• Saved data entries
========
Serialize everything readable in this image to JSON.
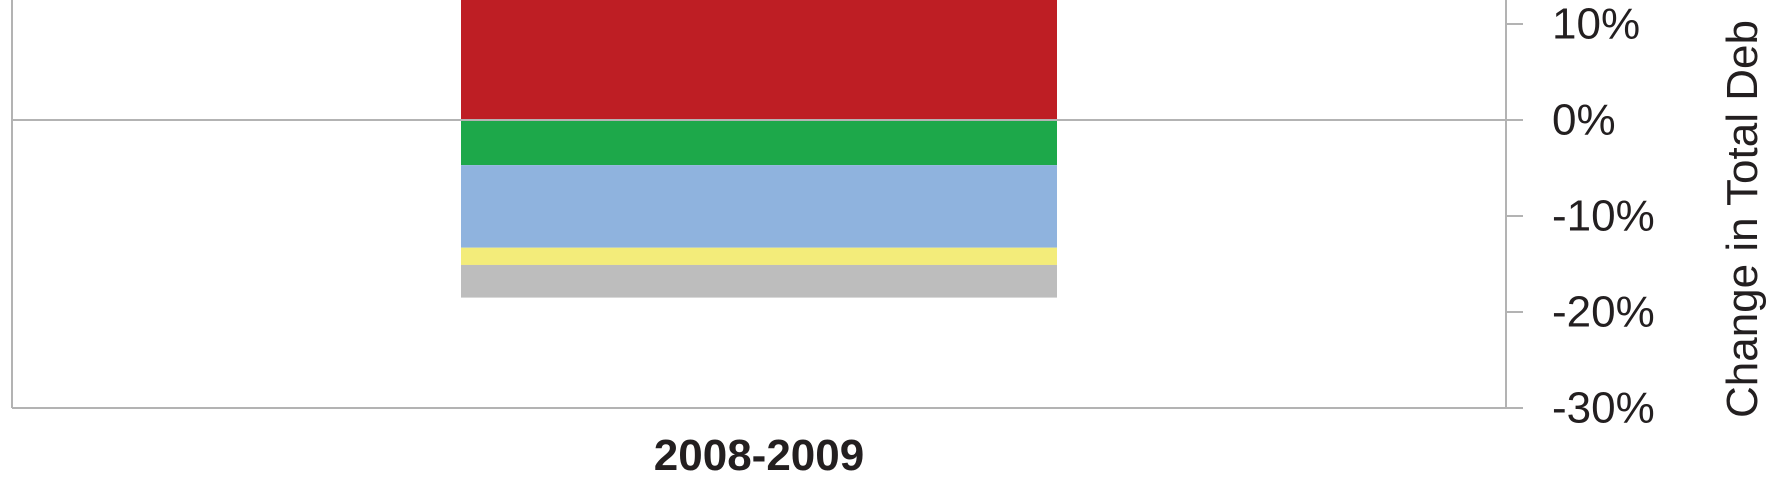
{
  "chart_data": {
    "type": "bar",
    "stacked": true,
    "categories": [
      "2008-2009"
    ],
    "series": [
      {
        "values": [
          14.0
        ],
        "color": "#be1e24"
      },
      {
        "values": [
          -4.7
        ],
        "color": "#1da84a"
      },
      {
        "values": [
          -8.6
        ],
        "color": "#8fb3de"
      },
      {
        "values": [
          -1.8
        ],
        "color": "#f3ec7a"
      },
      {
        "values": [
          -3.4
        ],
        "color": "#bdbdbd"
      }
    ],
    "ylim": [
      -30,
      15
    ],
    "y_ticks": [
      -30,
      -20,
      -10,
      0,
      10
    ],
    "y_tick_labels": [
      "-30%",
      "-20%",
      "-10%",
      "0%",
      "10%"
    ],
    "ylabel": "Change in Total Deb",
    "xlabel": "",
    "grid": false,
    "legend": "none",
    "y_axis_side": "right"
  }
}
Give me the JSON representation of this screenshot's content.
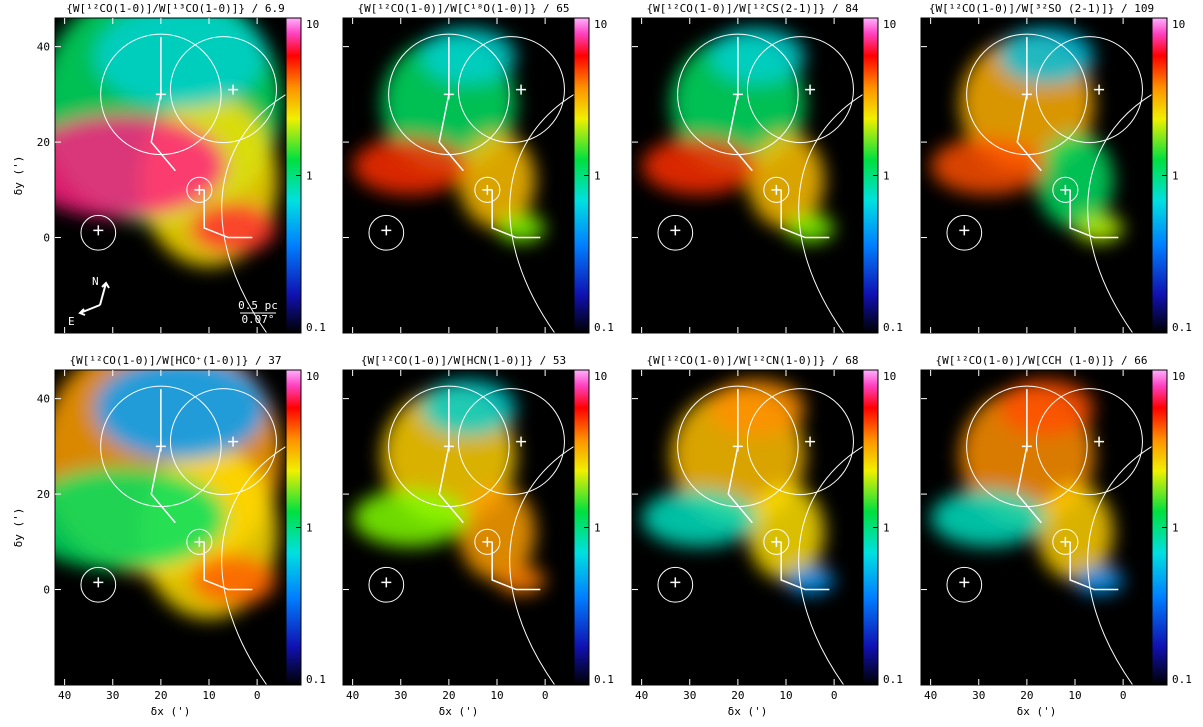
{
  "chart_data": [
    {
      "type": "heatmap",
      "title": "{W[¹²CO(1-0)]/W[¹³CO(1-0)]} / 6.9",
      "ylabel": "δy (')",
      "xlim": [
        42,
        -6
      ],
      "ylim": [
        -20,
        46
      ],
      "xticks": [
        40,
        30,
        20,
        10,
        0
      ],
      "yticks": [
        0,
        20,
        40
      ],
      "clim": [
        0.1,
        10
      ],
      "cticks": [
        0.1,
        1,
        10
      ],
      "color_scale": "log",
      "annotations": [
        "N",
        "E",
        "0.5 pc",
        "0.07°"
      ]
    },
    {
      "type": "heatmap",
      "title": "{W[¹²CO(1-0)]/W[C¹⁸O(1-0)]} / 65",
      "xlim": [
        42,
        -6
      ],
      "ylim": [
        -20,
        46
      ],
      "xticks": [
        40,
        30,
        20,
        10,
        0
      ],
      "yticks": [
        0,
        20,
        40
      ],
      "clim": [
        0.1,
        10
      ],
      "cticks": [
        0.1,
        1,
        10
      ],
      "color_scale": "log"
    },
    {
      "type": "heatmap",
      "title": "{W[¹²CO(1-0)]/W[¹²CS(2-1)]} / 84",
      "xlim": [
        42,
        -6
      ],
      "ylim": [
        -20,
        46
      ],
      "xticks": [
        40,
        30,
        20,
        10,
        0
      ],
      "yticks": [
        0,
        20,
        40
      ],
      "clim": [
        0.1,
        10
      ],
      "cticks": [
        0.1,
        1,
        10
      ],
      "color_scale": "log"
    },
    {
      "type": "heatmap",
      "title": "{W[¹²CO(1-0)]/W[³²SO (2-1)]} / 109",
      "xlim": [
        42,
        -6
      ],
      "ylim": [
        -20,
        46
      ],
      "xticks": [
        40,
        30,
        20,
        10,
        0
      ],
      "yticks": [
        0,
        20,
        40
      ],
      "clim": [
        0.1,
        10
      ],
      "cticks": [
        0.1,
        1,
        10
      ],
      "color_scale": "log"
    },
    {
      "type": "heatmap",
      "title": "{W[¹²CO(1-0)]/W[HCO⁺(1-0)]} / 37",
      "xlabel": "δx (')",
      "ylabel": "δy (')",
      "xlim": [
        42,
        -6
      ],
      "ylim": [
        -20,
        46
      ],
      "xticks": [
        40,
        30,
        20,
        10,
        0
      ],
      "yticks": [
        0,
        20,
        40
      ],
      "clim": [
        0.1,
        10
      ],
      "cticks": [
        0.1,
        1,
        10
      ],
      "color_scale": "log"
    },
    {
      "type": "heatmap",
      "title": "{W[¹²CO(1-0)]/W[HCN(1-0)]} / 53",
      "xlabel": "δx (')",
      "xlim": [
        42,
        -6
      ],
      "ylim": [
        -20,
        46
      ],
      "xticks": [
        40,
        30,
        20,
        10,
        0
      ],
      "yticks": [
        0,
        20,
        40
      ],
      "clim": [
        0.1,
        10
      ],
      "cticks": [
        0.1,
        1,
        10
      ],
      "color_scale": "log"
    },
    {
      "type": "heatmap",
      "title": "{W[¹²CO(1-0)]/W[¹²CN(1-0)]} / 68",
      "xlabel": "δx (')",
      "xlim": [
        42,
        -6
      ],
      "ylim": [
        -20,
        46
      ],
      "xticks": [
        40,
        30,
        20,
        10,
        0
      ],
      "yticks": [
        0,
        20,
        40
      ],
      "clim": [
        0.1,
        10
      ],
      "cticks": [
        0.1,
        1,
        10
      ],
      "color_scale": "log"
    },
    {
      "type": "heatmap",
      "title": "{W[¹²CO(1-0)]/W[CCH (1-0)]} / 66",
      "xlabel": "δx (')",
      "xlim": [
        42,
        -6
      ],
      "ylim": [
        -20,
        46
      ],
      "xticks": [
        40,
        30,
        20,
        10,
        0
      ],
      "yticks": [
        0,
        20,
        40
      ],
      "clim": [
        0.1,
        10
      ],
      "cticks": [
        0.1,
        1,
        10
      ],
      "color_scale": "log"
    }
  ]
}
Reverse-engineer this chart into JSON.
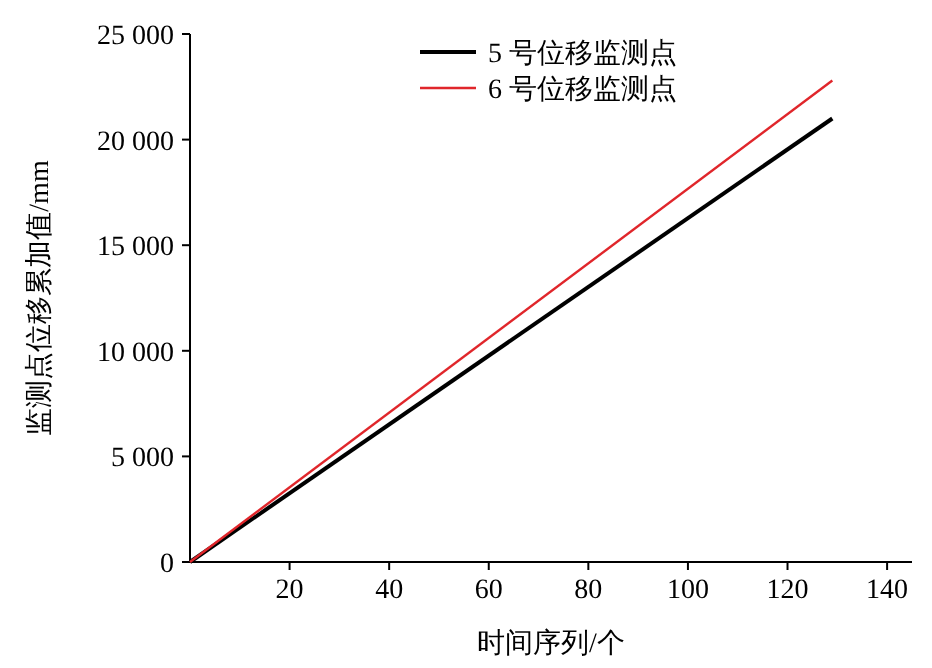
{
  "chart_data": {
    "type": "line",
    "xlabel": "时间序列/个",
    "ylabel": "监测点位移累加值/mm",
    "xlim": [
      0,
      145
    ],
    "xticks": [
      20,
      40,
      60,
      80,
      100,
      120,
      140
    ],
    "ylim": [
      0,
      25000
    ],
    "yticks": [
      0,
      {
        "value": 5000,
        "label": "5 000"
      },
      {
        "value": 10000,
        "label": "10 000"
      },
      {
        "value": 15000,
        "label": "15 000"
      },
      {
        "value": 20000,
        "label": "20 000"
      },
      {
        "value": 25000,
        "label": "25 000"
      }
    ],
    "legend": "top",
    "x": [
      0,
      129
    ],
    "grid": false,
    "marker": "none",
    "line_style": "solid",
    "series": [
      {
        "name": "5 号位移监测点",
        "color": "#000000",
        "values": [
          0,
          21000
        ]
      },
      {
        "name": "6 号位移监测点",
        "color": "#e0262b",
        "values": [
          0,
          22800
        ]
      }
    ]
  }
}
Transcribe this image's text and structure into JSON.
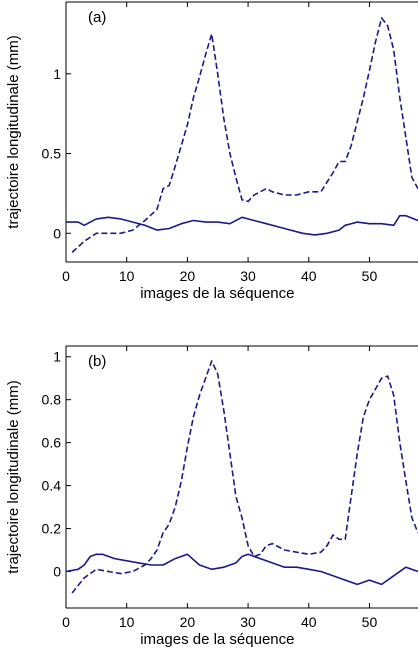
{
  "chart_data": [
    {
      "type": "line",
      "annotation": "(a)",
      "xlabel": "images de la séquence",
      "ylabel": "trajectoire longitudinale (mm)",
      "xlim": [
        0,
        58
      ],
      "ylim": [
        -0.18,
        1.45
      ],
      "xticks": [
        "0",
        "10",
        "20",
        "30",
        "40",
        "50"
      ],
      "yticks": [
        "0",
        "0.5",
        "1"
      ],
      "grid": false,
      "line_color": "#1a1a8c",
      "series": [
        {
          "style": "dashed",
          "x": [
            1,
            3,
            5,
            7,
            9,
            11,
            13,
            15,
            16,
            17,
            18,
            19,
            20,
            21,
            22,
            23,
            24,
            25,
            26,
            27,
            28,
            29,
            30,
            31,
            32,
            33,
            34,
            36,
            38,
            40,
            42,
            44,
            45,
            46,
            47,
            48,
            49,
            50,
            51,
            52,
            53,
            54,
            55,
            56,
            57,
            58
          ],
          "y": [
            -0.12,
            -0.05,
            0.0,
            0.0,
            0.0,
            0.02,
            0.08,
            0.15,
            0.28,
            0.3,
            0.42,
            0.55,
            0.68,
            0.85,
            0.98,
            1.12,
            1.25,
            1.0,
            0.72,
            0.5,
            0.35,
            0.21,
            0.2,
            0.24,
            0.26,
            0.28,
            0.26,
            0.24,
            0.24,
            0.26,
            0.26,
            0.38,
            0.45,
            0.45,
            0.55,
            0.7,
            0.85,
            1.02,
            1.2,
            1.35,
            1.3,
            1.15,
            0.85,
            0.6,
            0.35,
            0.28
          ]
        },
        {
          "style": "solid",
          "x": [
            0,
            2,
            3,
            5,
            7,
            9,
            11,
            13,
            15,
            17,
            19,
            21,
            23,
            25,
            27,
            29,
            30,
            31,
            33,
            35,
            37,
            39,
            41,
            43,
            45,
            46,
            48,
            50,
            52,
            54,
            55,
            56,
            58
          ],
          "y": [
            0.07,
            0.07,
            0.05,
            0.09,
            0.1,
            0.09,
            0.07,
            0.05,
            0.02,
            0.03,
            0.06,
            0.08,
            0.07,
            0.07,
            0.06,
            0.1,
            0.09,
            0.08,
            0.06,
            0.04,
            0.02,
            0.0,
            -0.01,
            0.0,
            0.02,
            0.05,
            0.07,
            0.06,
            0.06,
            0.05,
            0.11,
            0.11,
            0.08
          ]
        }
      ]
    },
    {
      "type": "line",
      "annotation": "(b)",
      "xlabel": "images de la séquence",
      "ylabel": "trajectoire longitudinale (mm)",
      "xlim": [
        0,
        58
      ],
      "ylim": [
        -0.17,
        1.05
      ],
      "xticks": [
        "0",
        "10",
        "20",
        "30",
        "40",
        "50"
      ],
      "yticks": [
        "0",
        "0.2",
        "0.4",
        "0.6",
        "0.8",
        "1"
      ],
      "grid": false,
      "line_color": "#1a1a8c",
      "series": [
        {
          "style": "dashed",
          "x": [
            1,
            3,
            5,
            7,
            9,
            11,
            13,
            14,
            15,
            16,
            17,
            18,
            19,
            20,
            21,
            22,
            23,
            24,
            25,
            26,
            27,
            28,
            29,
            30,
            31,
            32,
            33,
            34,
            36,
            38,
            40,
            42,
            43,
            44,
            45,
            46,
            47,
            48,
            49,
            50,
            51,
            52,
            53,
            54,
            55,
            56,
            57,
            58
          ],
          "y": [
            -0.1,
            -0.03,
            0.01,
            0.0,
            -0.01,
            0.0,
            0.03,
            0.06,
            0.1,
            0.18,
            0.22,
            0.3,
            0.42,
            0.58,
            0.72,
            0.82,
            0.9,
            0.98,
            0.92,
            0.75,
            0.55,
            0.35,
            0.25,
            0.12,
            0.07,
            0.08,
            0.12,
            0.13,
            0.1,
            0.09,
            0.08,
            0.09,
            0.12,
            0.17,
            0.15,
            0.15,
            0.35,
            0.55,
            0.72,
            0.8,
            0.85,
            0.9,
            0.91,
            0.82,
            0.6,
            0.42,
            0.25,
            0.18
          ]
        },
        {
          "style": "solid",
          "x": [
            0,
            2,
            3,
            4,
            5,
            6,
            8,
            10,
            12,
            14,
            16,
            18,
            20,
            22,
            24,
            26,
            28,
            29,
            30,
            32,
            34,
            36,
            38,
            40,
            42,
            44,
            46,
            48,
            50,
            52,
            54,
            56,
            58
          ],
          "y": [
            0.0,
            0.01,
            0.03,
            0.07,
            0.08,
            0.08,
            0.06,
            0.05,
            0.04,
            0.03,
            0.03,
            0.06,
            0.08,
            0.03,
            0.01,
            0.02,
            0.04,
            0.07,
            0.08,
            0.06,
            0.04,
            0.02,
            0.02,
            0.01,
            0.0,
            -0.02,
            -0.04,
            -0.06,
            -0.04,
            -0.06,
            -0.02,
            0.02,
            0.0
          ]
        }
      ]
    }
  ]
}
========
• TASK DESCRIPTION
Return every line holding the word "this" from the records.

• EXERCISE RESULT
Serialize everything readable in this image to JSON.
Give me the JSON representation of this screenshot's content.
Reverse-engineer this chart into JSON.
Transcribe this image's text and structure into JSON.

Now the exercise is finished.